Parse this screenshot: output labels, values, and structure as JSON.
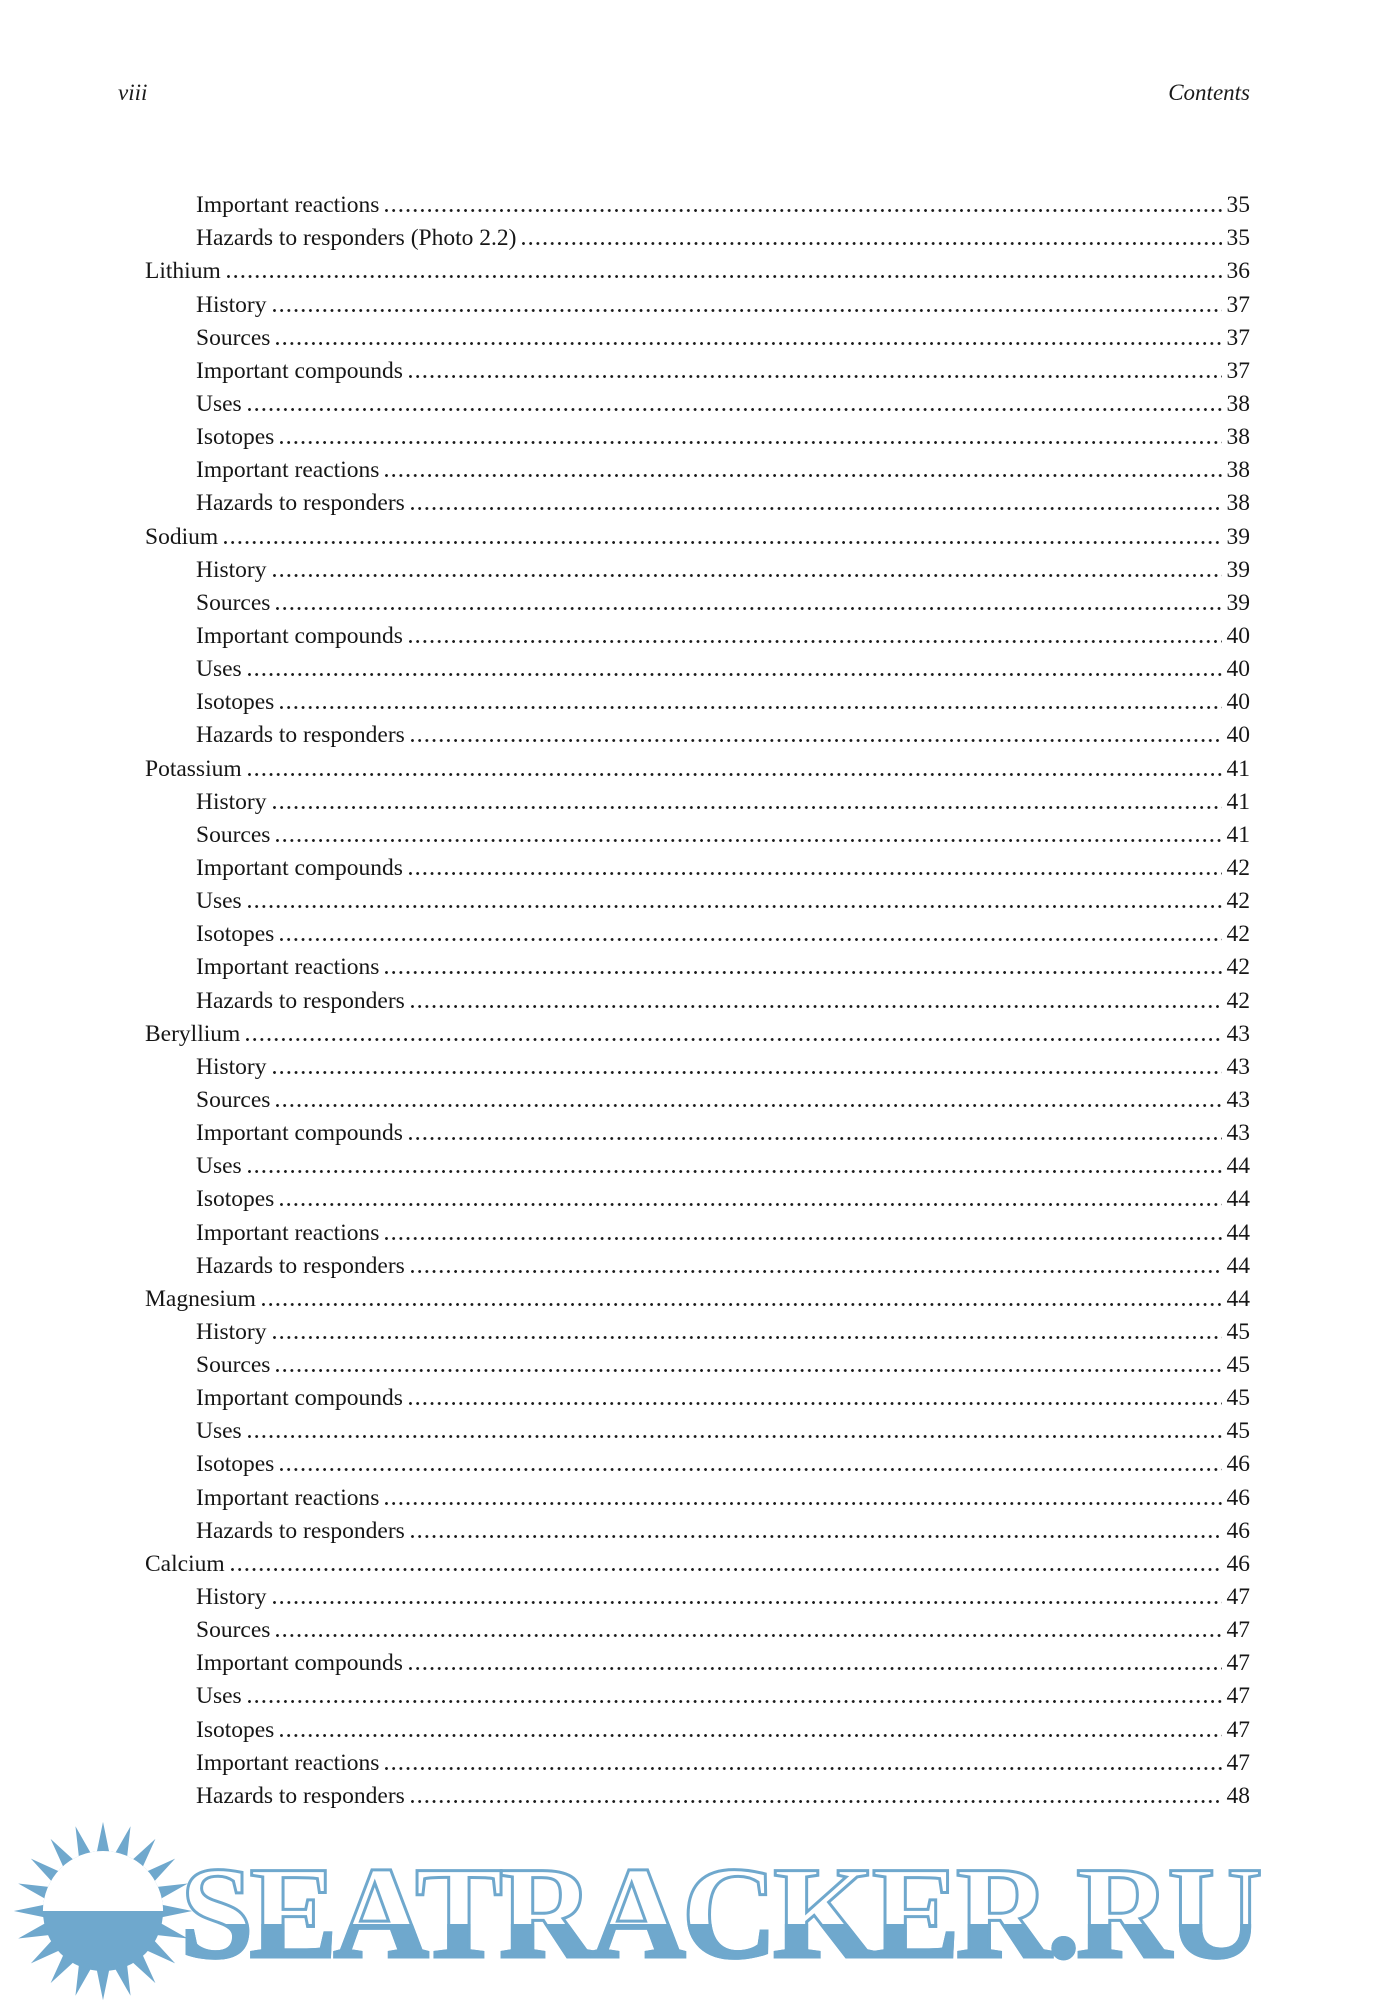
{
  "page": {
    "number": "viii",
    "header_title": "Contents"
  },
  "toc": {
    "entries": [
      {
        "label": "Important reactions",
        "page": "35",
        "level": 1
      },
      {
        "label": "Hazards to responders (Photo 2.2)",
        "page": "35",
        "level": 1
      },
      {
        "label": "Lithium",
        "page": "36",
        "level": 0
      },
      {
        "label": "History",
        "page": "37",
        "level": 1
      },
      {
        "label": "Sources",
        "page": "37",
        "level": 1
      },
      {
        "label": "Important compounds",
        "page": "37",
        "level": 1
      },
      {
        "label": "Uses",
        "page": "38",
        "level": 1
      },
      {
        "label": "Isotopes",
        "page": "38",
        "level": 1
      },
      {
        "label": "Important reactions",
        "page": "38",
        "level": 1
      },
      {
        "label": "Hazards to responders",
        "page": "38",
        "level": 1
      },
      {
        "label": "Sodium",
        "page": "39",
        "level": 0
      },
      {
        "label": "History",
        "page": "39",
        "level": 1
      },
      {
        "label": "Sources",
        "page": "39",
        "level": 1
      },
      {
        "label": "Important compounds",
        "page": "40",
        "level": 1
      },
      {
        "label": "Uses",
        "page": "40",
        "level": 1
      },
      {
        "label": "Isotopes",
        "page": "40",
        "level": 1
      },
      {
        "label": "Hazards to responders",
        "page": "40",
        "level": 1
      },
      {
        "label": "Potassium",
        "page": "41",
        "level": 0
      },
      {
        "label": "History",
        "page": "41",
        "level": 1
      },
      {
        "label": "Sources",
        "page": "41",
        "level": 1
      },
      {
        "label": "Important compounds",
        "page": "42",
        "level": 1
      },
      {
        "label": "Uses",
        "page": "42",
        "level": 1
      },
      {
        "label": "Isotopes",
        "page": "42",
        "level": 1
      },
      {
        "label": "Important reactions",
        "page": "42",
        "level": 1
      },
      {
        "label": "Hazards to responders",
        "page": "42",
        "level": 1
      },
      {
        "label": "Beryllium",
        "page": "43",
        "level": 0
      },
      {
        "label": "History",
        "page": "43",
        "level": 1
      },
      {
        "label": "Sources",
        "page": "43",
        "level": 1
      },
      {
        "label": "Important compounds",
        "page": "43",
        "level": 1
      },
      {
        "label": "Uses",
        "page": "44",
        "level": 1
      },
      {
        "label": "Isotopes",
        "page": "44",
        "level": 1
      },
      {
        "label": "Important reactions",
        "page": "44",
        "level": 1
      },
      {
        "label": "Hazards to responders",
        "page": "44",
        "level": 1
      },
      {
        "label": "Magnesium",
        "page": "44",
        "level": 0
      },
      {
        "label": "History",
        "page": "45",
        "level": 1
      },
      {
        "label": "Sources",
        "page": "45",
        "level": 1
      },
      {
        "label": "Important compounds",
        "page": "45",
        "level": 1
      },
      {
        "label": "Uses",
        "page": "45",
        "level": 1
      },
      {
        "label": "Isotopes",
        "page": "46",
        "level": 1
      },
      {
        "label": "Important reactions",
        "page": "46",
        "level": 1
      },
      {
        "label": "Hazards to responders",
        "page": "46",
        "level": 1
      },
      {
        "label": "Calcium",
        "page": "46",
        "level": 0
      },
      {
        "label": "History",
        "page": "47",
        "level": 1
      },
      {
        "label": "Sources",
        "page": "47",
        "level": 1
      },
      {
        "label": "Important compounds",
        "page": "47",
        "level": 1
      },
      {
        "label": "Uses",
        "page": "47",
        "level": 1
      },
      {
        "label": "Isotopes",
        "page": "47",
        "level": 1
      },
      {
        "label": "Important reactions",
        "page": "47",
        "level": 1
      },
      {
        "label": "Hazards to responders",
        "page": "48",
        "level": 1
      }
    ]
  },
  "watermark": {
    "text": "SEATRACKER.RU",
    "icon": "sun-logo",
    "color": "#6fa8cd"
  },
  "colors": {
    "text": "#161616",
    "background": "#ffffff",
    "watermark_blue": "#6fa8cd"
  }
}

**PROBLEM TO WORK ON**:
The pictures should not be reproduced; quote all of the other material exactly.

**RESULT FOR THIS TASK**:
Parse this screenshot: output labels, values, and structure as JSON.
{
  "page": {
    "number": "viii",
    "header_title": "Contents"
  },
  "toc": {
    "entries": [
      {
        "label": "Important reactions",
        "page": "35",
        "level": 1
      },
      {
        "label": "Hazards to responders (Photo 2.2)",
        "page": "35",
        "level": 1
      },
      {
        "label": "Lithium",
        "page": "36",
        "level": 0
      },
      {
        "label": "History",
        "page": "37",
        "level": 1
      },
      {
        "label": "Sources",
        "page": "37",
        "level": 1
      },
      {
        "label": "Important compounds",
        "page": "37",
        "level": 1
      },
      {
        "label": "Uses",
        "page": "38",
        "level": 1
      },
      {
        "label": "Isotopes",
        "page": "38",
        "level": 1
      },
      {
        "label": "Important reactions",
        "page": "38",
        "level": 1
      },
      {
        "label": "Hazards to responders",
        "page": "38",
        "level": 1
      },
      {
        "label": "Sodium",
        "page": "39",
        "level": 0
      },
      {
        "label": "History",
        "page": "39",
        "level": 1
      },
      {
        "label": "Sources",
        "page": "39",
        "level": 1
      },
      {
        "label": "Important compounds",
        "page": "40",
        "level": 1
      },
      {
        "label": "Uses",
        "page": "40",
        "level": 1
      },
      {
        "label": "Isotopes",
        "page": "40",
        "level": 1
      },
      {
        "label": "Hazards to responders",
        "page": "40",
        "level": 1
      },
      {
        "label": "Potassium",
        "page": "41",
        "level": 0
      },
      {
        "label": "History",
        "page": "41",
        "level": 1
      },
      {
        "label": "Sources",
        "page": "41",
        "level": 1
      },
      {
        "label": "Important compounds",
        "page": "42",
        "level": 1
      },
      {
        "label": "Uses",
        "page": "42",
        "level": 1
      },
      {
        "label": "Isotopes",
        "page": "42",
        "level": 1
      },
      {
        "label": "Important reactions",
        "page": "42",
        "level": 1
      },
      {
        "label": "Hazards to responders",
        "page": "42",
        "level": 1
      },
      {
        "label": "Beryllium",
        "page": "43",
        "level": 0
      },
      {
        "label": "History",
        "page": "43",
        "level": 1
      },
      {
        "label": "Sources",
        "page": "43",
        "level": 1
      },
      {
        "label": "Important compounds",
        "page": "43",
        "level": 1
      },
      {
        "label": "Uses",
        "page": "44",
        "level": 1
      },
      {
        "label": "Isotopes",
        "page": "44",
        "level": 1
      },
      {
        "label": "Important reactions",
        "page": "44",
        "level": 1
      },
      {
        "label": "Hazards to responders",
        "page": "44",
        "level": 1
      },
      {
        "label": "Magnesium",
        "page": "44",
        "level": 0
      },
      {
        "label": "History",
        "page": "45",
        "level": 1
      },
      {
        "label": "Sources",
        "page": "45",
        "level": 1
      },
      {
        "label": "Important compounds",
        "page": "45",
        "level": 1
      },
      {
        "label": "Uses",
        "page": "45",
        "level": 1
      },
      {
        "label": "Isotopes",
        "page": "46",
        "level": 1
      },
      {
        "label": "Important reactions",
        "page": "46",
        "level": 1
      },
      {
        "label": "Hazards to responders",
        "page": "46",
        "level": 1
      },
      {
        "label": "Calcium",
        "page": "46",
        "level": 0
      },
      {
        "label": "History",
        "page": "47",
        "level": 1
      },
      {
        "label": "Sources",
        "page": "47",
        "level": 1
      },
      {
        "label": "Important compounds",
        "page": "47",
        "level": 1
      },
      {
        "label": "Uses",
        "page": "47",
        "level": 1
      },
      {
        "label": "Isotopes",
        "page": "47",
        "level": 1
      },
      {
        "label": "Important reactions",
        "page": "47",
        "level": 1
      },
      {
        "label": "Hazards to responders",
        "page": "48",
        "level": 1
      }
    ]
  },
  "watermark": {
    "text": "SEATRACKER.RU",
    "icon": "sun-logo",
    "color": "#6fa8cd"
  },
  "colors": {
    "text": "#161616",
    "background": "#ffffff",
    "watermark_blue": "#6fa8cd"
  }
}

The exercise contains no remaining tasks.